(A block of data)
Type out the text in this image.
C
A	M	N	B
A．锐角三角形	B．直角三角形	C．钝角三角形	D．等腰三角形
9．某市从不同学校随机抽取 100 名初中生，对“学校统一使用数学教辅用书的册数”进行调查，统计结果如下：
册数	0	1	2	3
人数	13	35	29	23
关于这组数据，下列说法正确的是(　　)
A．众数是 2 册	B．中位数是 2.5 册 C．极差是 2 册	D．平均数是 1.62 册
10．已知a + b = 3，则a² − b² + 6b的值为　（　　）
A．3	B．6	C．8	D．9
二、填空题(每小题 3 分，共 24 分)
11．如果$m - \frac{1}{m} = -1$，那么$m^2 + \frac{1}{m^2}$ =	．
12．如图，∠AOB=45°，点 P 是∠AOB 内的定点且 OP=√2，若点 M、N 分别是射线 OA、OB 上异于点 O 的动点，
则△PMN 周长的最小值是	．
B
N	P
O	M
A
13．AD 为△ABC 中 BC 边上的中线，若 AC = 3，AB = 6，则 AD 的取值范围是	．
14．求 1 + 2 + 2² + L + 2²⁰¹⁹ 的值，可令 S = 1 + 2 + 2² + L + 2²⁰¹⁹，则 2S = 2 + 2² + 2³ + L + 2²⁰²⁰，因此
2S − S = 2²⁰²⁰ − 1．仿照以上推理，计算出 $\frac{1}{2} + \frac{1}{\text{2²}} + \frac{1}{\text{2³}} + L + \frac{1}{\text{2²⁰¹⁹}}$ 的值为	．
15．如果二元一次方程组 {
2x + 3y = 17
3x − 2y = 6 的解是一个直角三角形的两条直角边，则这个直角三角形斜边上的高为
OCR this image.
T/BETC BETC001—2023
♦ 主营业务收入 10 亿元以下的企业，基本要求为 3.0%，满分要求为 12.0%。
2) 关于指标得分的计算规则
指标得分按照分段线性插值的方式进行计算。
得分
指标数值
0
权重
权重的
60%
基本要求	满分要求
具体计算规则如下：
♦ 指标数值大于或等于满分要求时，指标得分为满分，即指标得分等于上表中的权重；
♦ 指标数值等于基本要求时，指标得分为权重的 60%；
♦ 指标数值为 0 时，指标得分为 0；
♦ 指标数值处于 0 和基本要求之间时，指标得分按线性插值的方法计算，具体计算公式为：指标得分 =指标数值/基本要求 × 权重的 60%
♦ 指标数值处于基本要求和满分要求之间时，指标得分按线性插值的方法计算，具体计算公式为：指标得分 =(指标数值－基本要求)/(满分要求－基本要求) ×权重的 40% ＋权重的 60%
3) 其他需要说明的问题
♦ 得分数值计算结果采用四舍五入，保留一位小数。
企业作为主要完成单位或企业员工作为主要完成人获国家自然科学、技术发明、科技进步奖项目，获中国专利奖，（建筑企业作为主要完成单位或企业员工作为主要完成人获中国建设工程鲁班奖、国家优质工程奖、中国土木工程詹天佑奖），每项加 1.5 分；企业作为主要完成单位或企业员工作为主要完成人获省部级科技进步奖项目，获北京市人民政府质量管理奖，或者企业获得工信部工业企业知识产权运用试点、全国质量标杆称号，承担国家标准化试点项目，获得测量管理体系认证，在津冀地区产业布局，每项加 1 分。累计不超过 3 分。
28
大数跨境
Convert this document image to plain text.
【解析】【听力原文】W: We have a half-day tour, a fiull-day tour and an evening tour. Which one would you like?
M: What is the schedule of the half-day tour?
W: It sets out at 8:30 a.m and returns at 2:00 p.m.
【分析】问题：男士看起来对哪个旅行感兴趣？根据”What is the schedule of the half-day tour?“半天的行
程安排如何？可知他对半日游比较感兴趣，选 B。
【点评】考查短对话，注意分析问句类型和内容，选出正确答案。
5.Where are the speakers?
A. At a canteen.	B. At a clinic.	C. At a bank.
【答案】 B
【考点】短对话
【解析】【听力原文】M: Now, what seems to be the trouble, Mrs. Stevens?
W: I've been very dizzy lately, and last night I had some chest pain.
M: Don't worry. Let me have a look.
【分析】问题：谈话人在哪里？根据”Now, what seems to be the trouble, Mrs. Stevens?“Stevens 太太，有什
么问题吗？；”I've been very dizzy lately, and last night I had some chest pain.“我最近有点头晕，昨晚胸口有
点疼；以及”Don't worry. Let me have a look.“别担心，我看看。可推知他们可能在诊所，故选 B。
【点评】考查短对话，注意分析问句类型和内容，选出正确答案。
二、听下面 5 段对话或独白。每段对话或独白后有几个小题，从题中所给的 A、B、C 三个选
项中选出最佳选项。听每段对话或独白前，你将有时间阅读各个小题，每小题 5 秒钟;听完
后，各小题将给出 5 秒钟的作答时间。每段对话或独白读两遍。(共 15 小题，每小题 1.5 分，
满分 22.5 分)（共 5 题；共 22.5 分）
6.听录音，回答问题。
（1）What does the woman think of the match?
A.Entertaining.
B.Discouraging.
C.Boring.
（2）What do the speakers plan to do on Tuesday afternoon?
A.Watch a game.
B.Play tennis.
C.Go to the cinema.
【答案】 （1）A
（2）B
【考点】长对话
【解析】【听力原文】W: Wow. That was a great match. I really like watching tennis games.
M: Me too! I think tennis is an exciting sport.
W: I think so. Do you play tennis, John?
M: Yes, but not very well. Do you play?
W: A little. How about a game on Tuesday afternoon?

Description of the task: Quote the listing in full, please, keeping every line exact.

Result for this task:
Type out the text in this image.
C
A	M	N	B
A．锐角三角形	B．直角三角形	C．钝角三角形	D．等腰三角形
9．某市从不同学校随机抽取 100 名初中生，对“学校统一使用数学教辅用书的册数”进行调查，统计结果如下：
册数	0	1	2	3
人数	13	35	29	23
关于这组数据，下列说法正确的是(　　)
A．众数是 2 册	B．中位数是 2.5 册 C．极差是 2 册	D．平均数是 1.62 册
10．已知a + b = 3，则a² − b² + 6b的值为　（　　）
A．3	B．6	C．8	D．9
二、填空题(每小题 3 分，共 24 分)
11．如果$m - \frac{1}{m} = -1$，那么$m^2 + \frac{1}{m^2}$ =	．
12．如图，∠AOB=45°，点 P 是∠AOB 内的定点且 OP=√2，若点 M、N 分别是射线 OA、OB 上异于点 O 的动点，
则△PMN 周长的最小值是	．
B
N	P
O	M
A
13．AD 为△ABC 中 BC 边上的中线，若 AC = 3，AB = 6，则 AD 的取值范围是	．
14．求 1 + 2 + 2² + L + 2²⁰¹⁹ 的值，可令 S = 1 + 2 + 2² + L + 2²⁰¹⁹，则 2S = 2 + 2² + 2³ + L + 2²⁰²⁰，因此
2S − S = 2²⁰²⁰ − 1．仿照以上推理，计算出 $\frac{1}{2} + \frac{1}{\text{2²}} + \frac{1}{\text{2³}} + L + \frac{1}{\text{2²⁰¹⁹}}$ 的值为	．
15．如果二元一次方程组 {
2x + 3y = 17
3x − 2y = 6 的解是一个直角三角形的两条直角边，则这个直角三角形斜边上的高为
OCR this image.
T/BETC BETC001—2023
♦ 主营业务收入 10 亿元以下的企业，基本要求为 3.0%，满分要求为 12.0%。
2) 关于指标得分的计算规则
指标得分按照分段线性插值的方式进行计算。
得分
指标数值
0
权重
权重的
60%
基本要求	满分要求
具体计算规则如下：
♦ 指标数值大于或等于满分要求时，指标得分为满分，即指标得分等于上表中的权重；
♦ 指标数值等于基本要求时，指标得分为权重的 60%；
♦ 指标数值为 0 时，指标得分为 0；
♦ 指标数值处于 0 和基本要求之间时，指标得分按线性插值的方法计算，具体计算公式为：指标得分 =指标数值/基本要求 × 权重的 60%
♦ 指标数值处于基本要求和满分要求之间时，指标得分按线性插值的方法计算，具体计算公式为：指标得分 =(指标数值－基本要求)/(满分要求－基本要求) ×权重的 40% ＋权重的 60%
3) 其他需要说明的问题
♦ 得分数值计算结果采用四舍五入，保留一位小数。
企业作为主要完成单位或企业员工作为主要完成人获国家自然科学、技术发明、科技进步奖项目，获中国专利奖，（建筑企业作为主要完成单位或企业员工作为主要完成人获中国建设工程鲁班奖、国家优质工程奖、中国土木工程詹天佑奖），每项加 1.5 分；企业作为主要完成单位或企业员工作为主要完成人获省部级科技进步奖项目，获北京市人民政府质量管理奖，或者企业获得工信部工业企业知识产权运用试点、全国质量标杆称号，承担国家标准化试点项目，获得测量管理体系认证，在津冀地区产业布局，每项加 1 分。累计不超过 3 分。
28
大数跨境
Convert this document image to plain text.
【解析】【听力原文】W: We have a half-day tour, a fiull-day tour and an evening tour. Which one would you like?
M: What is the schedule of the half-day tour?
W: It sets out at 8:30 a.m and returns at 2:00 p.m.
【分析】问题：男士看起来对哪个旅行感兴趣？根据”What is the schedule of the half-day tour?“半天的行
程安排如何？可知他对半日游比较感兴趣，选 B。
【点评】考查短对话，注意分析问句类型和内容，选出正确答案。
5.Where are the speakers?
A. At a canteen.	B. At a clinic.	C. At a bank.
【答案】 B
【考点】短对话
【解析】【听力原文】M: Now, what seems to be the trouble, Mrs. Stevens?
W: I've been very dizzy lately, and last night I had some chest pain.
M: Don't worry. Let me have a look.
【分析】问题：谈话人在哪里？根据”Now, what seems to be the trouble, Mrs. Stevens?“Stevens 太太，有什
么问题吗？；”I've been very dizzy lately, and last night I had some chest pain.“我最近有点头晕，昨晚胸口有
点疼；以及”Don't worry. Let me have a look.“别担心，我看看。可推知他们可能在诊所，故选 B。
【点评】考查短对话，注意分析问句类型和内容，选出正确答案。
二、听下面 5 段对话或独白。每段对话或独白后有几个小题，从题中所给的 A、B、C 三个选
项中选出最佳选项。听每段对话或独白前，你将有时间阅读各个小题，每小题 5 秒钟;听完
后，各小题将给出 5 秒钟的作答时间。每段对话或独白读两遍。(共 15 小题，每小题 1.5 分，
满分 22.5 分)（共 5 题；共 22.5 分）
6.听录音，回答问题。
（1）What does the woman think of the match?
A.Entertaining.
B.Discouraging.
C.Boring.
（2）What do the speakers plan to do on Tuesday afternoon?
A.Watch a game.
B.Play tennis.
C.Go to the cinema.
【答案】 （1）A
（2）B
【考点】长对话
【解析】【听力原文】W: Wow. That was a great match. I really like watching tennis games.
M: Me too! I think tennis is an exciting sport.
W: I think so. Do you play tennis, John?
M: Yes, but not very well. Do you play?
W: A little. How about a game on Tuesday afternoon?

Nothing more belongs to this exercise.